◆ **Written instruction**: Work out the number of lines containing "menewaskan". Answer with nothing but that number.

+++ Data shown +++

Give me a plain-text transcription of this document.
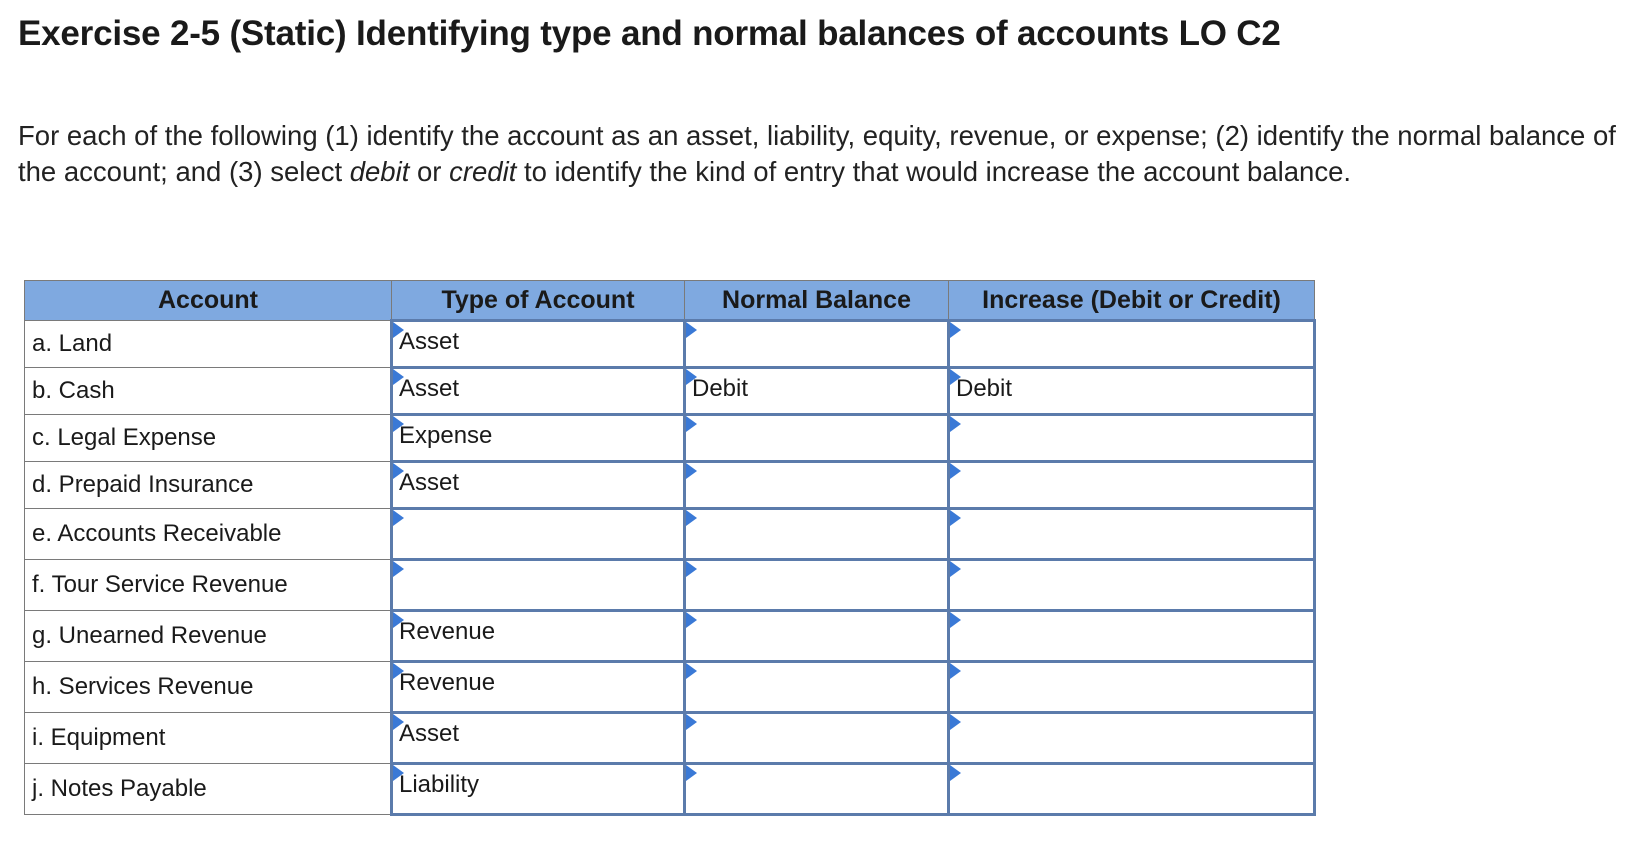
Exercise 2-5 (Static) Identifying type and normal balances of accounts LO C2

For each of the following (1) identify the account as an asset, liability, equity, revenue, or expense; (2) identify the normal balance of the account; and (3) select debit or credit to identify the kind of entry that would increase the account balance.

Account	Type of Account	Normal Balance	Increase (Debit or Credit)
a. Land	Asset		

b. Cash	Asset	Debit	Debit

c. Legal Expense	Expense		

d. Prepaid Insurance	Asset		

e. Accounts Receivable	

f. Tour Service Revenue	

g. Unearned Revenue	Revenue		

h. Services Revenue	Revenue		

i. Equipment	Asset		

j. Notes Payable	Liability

+++
+++ Data shown +++

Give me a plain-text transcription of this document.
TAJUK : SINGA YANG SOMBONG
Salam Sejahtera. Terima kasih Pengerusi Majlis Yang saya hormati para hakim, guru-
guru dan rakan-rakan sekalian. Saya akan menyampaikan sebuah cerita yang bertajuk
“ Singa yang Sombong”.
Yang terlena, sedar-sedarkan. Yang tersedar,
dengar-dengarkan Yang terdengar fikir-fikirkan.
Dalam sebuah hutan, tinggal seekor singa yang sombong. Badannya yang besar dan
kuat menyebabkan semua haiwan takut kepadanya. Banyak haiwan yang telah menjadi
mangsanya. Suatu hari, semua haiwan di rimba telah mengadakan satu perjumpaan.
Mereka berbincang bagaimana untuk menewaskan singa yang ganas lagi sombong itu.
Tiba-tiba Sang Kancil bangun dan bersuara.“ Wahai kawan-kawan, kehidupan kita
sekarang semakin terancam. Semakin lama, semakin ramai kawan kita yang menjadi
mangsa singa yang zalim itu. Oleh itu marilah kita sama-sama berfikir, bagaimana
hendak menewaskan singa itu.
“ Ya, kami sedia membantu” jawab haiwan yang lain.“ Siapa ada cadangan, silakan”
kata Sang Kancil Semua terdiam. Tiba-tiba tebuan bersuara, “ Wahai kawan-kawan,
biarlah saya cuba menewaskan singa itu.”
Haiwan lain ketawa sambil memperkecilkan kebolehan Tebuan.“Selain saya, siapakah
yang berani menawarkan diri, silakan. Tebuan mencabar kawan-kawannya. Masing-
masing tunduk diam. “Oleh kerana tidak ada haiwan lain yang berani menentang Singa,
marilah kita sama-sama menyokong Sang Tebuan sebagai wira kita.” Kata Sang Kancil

+++

◆ **Full answer**: 3